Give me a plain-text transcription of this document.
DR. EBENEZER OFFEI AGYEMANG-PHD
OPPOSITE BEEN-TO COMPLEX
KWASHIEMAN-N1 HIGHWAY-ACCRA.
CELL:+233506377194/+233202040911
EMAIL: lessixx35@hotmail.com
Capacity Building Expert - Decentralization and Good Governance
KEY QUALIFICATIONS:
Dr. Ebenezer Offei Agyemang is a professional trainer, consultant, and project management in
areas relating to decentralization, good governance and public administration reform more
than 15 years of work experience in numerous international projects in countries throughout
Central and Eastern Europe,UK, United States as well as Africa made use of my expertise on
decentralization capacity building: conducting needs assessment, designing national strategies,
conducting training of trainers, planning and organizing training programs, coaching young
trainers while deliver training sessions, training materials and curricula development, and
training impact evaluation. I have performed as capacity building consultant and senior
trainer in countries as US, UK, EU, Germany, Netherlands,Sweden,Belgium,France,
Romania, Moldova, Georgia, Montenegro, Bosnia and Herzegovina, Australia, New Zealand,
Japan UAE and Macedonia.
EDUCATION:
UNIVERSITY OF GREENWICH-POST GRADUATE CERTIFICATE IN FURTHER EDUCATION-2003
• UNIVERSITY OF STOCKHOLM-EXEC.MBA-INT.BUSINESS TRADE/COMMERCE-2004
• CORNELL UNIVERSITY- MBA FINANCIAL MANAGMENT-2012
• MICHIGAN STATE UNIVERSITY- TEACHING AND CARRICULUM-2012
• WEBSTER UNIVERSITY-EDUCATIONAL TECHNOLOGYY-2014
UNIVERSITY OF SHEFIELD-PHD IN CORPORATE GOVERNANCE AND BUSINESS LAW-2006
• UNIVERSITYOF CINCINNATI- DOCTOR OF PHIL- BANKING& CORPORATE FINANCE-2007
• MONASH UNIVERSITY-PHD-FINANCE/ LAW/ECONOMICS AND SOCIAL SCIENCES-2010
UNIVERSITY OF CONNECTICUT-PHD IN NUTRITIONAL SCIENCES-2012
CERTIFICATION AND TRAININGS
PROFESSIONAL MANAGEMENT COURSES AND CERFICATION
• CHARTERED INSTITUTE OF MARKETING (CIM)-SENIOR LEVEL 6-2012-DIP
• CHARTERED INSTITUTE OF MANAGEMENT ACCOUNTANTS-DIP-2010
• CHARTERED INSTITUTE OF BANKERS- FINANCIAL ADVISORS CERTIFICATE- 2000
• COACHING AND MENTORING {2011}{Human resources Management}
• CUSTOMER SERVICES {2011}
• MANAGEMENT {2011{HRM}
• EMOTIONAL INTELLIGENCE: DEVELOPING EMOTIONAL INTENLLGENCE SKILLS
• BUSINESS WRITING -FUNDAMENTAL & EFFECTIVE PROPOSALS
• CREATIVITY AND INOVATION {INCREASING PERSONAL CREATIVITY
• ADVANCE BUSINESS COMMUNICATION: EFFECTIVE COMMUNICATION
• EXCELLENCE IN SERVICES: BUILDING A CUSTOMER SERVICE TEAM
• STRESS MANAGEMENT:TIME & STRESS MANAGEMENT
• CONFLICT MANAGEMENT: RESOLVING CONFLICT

==========

» **GIVEN INSTRUCTION**
Go through the listing and copy all of it exactly.

» **WRITTEN ANSWER**
Give me a plain-text transcription of this document.
DR. EBENEZER OFFEI AGYEMANG-PHD
OPPOSITE BEEN-TO COMPLEX
KWASHIEMAN-N1 HIGHWAY-ACCRA.
CELL:+233506377194/+233202040911
EMAIL: lessixx35@hotmail.com
Capacity Building Expert - Decentralization and Good Governance
KEY QUALIFICATIONS:
Dr. Ebenezer Offei Agyemang is a professional trainer, consultant, and project management in
areas relating to decentralization, good governance and public administration reform more
than 15 years of work experience in numerous international projects in countries throughout
Central and Eastern Europe,UK, United States as well as Africa made use of my expertise on
decentralization capacity building: conducting needs assessment, designing national strategies,
conducting training of trainers, planning and organizing training programs, coaching young
trainers while deliver training sessions, training materials and curricula development, and
training impact evaluation. I have performed as capacity building consultant and senior
trainer in countries as US, UK, EU, Germany, Netherlands,Sweden,Belgium,France,
Romania, Moldova, Georgia, Montenegro, Bosnia and Herzegovina, Australia, New Zealand,
Japan UAE and Macedonia.
EDUCATION:
UNIVERSITY OF GREENWICH-POST GRADUATE CERTIFICATE IN FURTHER EDUCATION-2003
• UNIVERSITY OF STOCKHOLM-EXEC.MBA-INT.BUSINESS TRADE/COMMERCE-2004
• CORNELL UNIVERSITY- MBA FINANCIAL MANAGMENT-2012
• MICHIGAN STATE UNIVERSITY- TEACHING AND CARRICULUM-2012
• WEBSTER UNIVERSITY-EDUCATIONAL TECHNOLOGYY-2014
UNIVERSITY OF SHEFIELD-PHD IN CORPORATE GOVERNANCE AND BUSINESS LAW-2006
• UNIVERSITYOF CINCINNATI- DOCTOR OF PHIL- BANKING& CORPORATE FINANCE-2007
• MONASH UNIVERSITY-PHD-FINANCE/ LAW/ECONOMICS AND SOCIAL SCIENCES-2010
UNIVERSITY OF CONNECTICUT-PHD IN NUTRITIONAL SCIENCES-2012
CERTIFICATION AND TRAININGS
PROFESSIONAL MANAGEMENT COURSES AND CERFICATION
• CHARTERED INSTITUTE OF MARKETING (CIM)-SENIOR LEVEL 6-2012-DIP
• CHARTERED INSTITUTE OF MANAGEMENT ACCOUNTANTS-DIP-2010
• CHARTERED INSTITUTE OF BANKERS- FINANCIAL ADVISORS CERTIFICATE- 2000
• COACHING AND MENTORING {2011}{Human resources Management}
• CUSTOMER SERVICES {2011}
• MANAGEMENT {2011{HRM}
• EMOTIONAL INTELLIGENCE: DEVELOPING EMOTIONAL INTENLLGENCE SKILLS
• BUSINESS WRITING -FUNDAMENTAL & EFFECTIVE PROPOSALS
• CREATIVITY AND INOVATION {INCREASING PERSONAL CREATIVITY
• ADVANCE BUSINESS COMMUNICATION: EFFECTIVE COMMUNICATION
• EXCELLENCE IN SERVICES: BUILDING A CUSTOMER SERVICE TEAM
• STRESS MANAGEMENT:TIME & STRESS MANAGEMENT
• CONFLICT MANAGEMENT: RESOLVING CONFLICT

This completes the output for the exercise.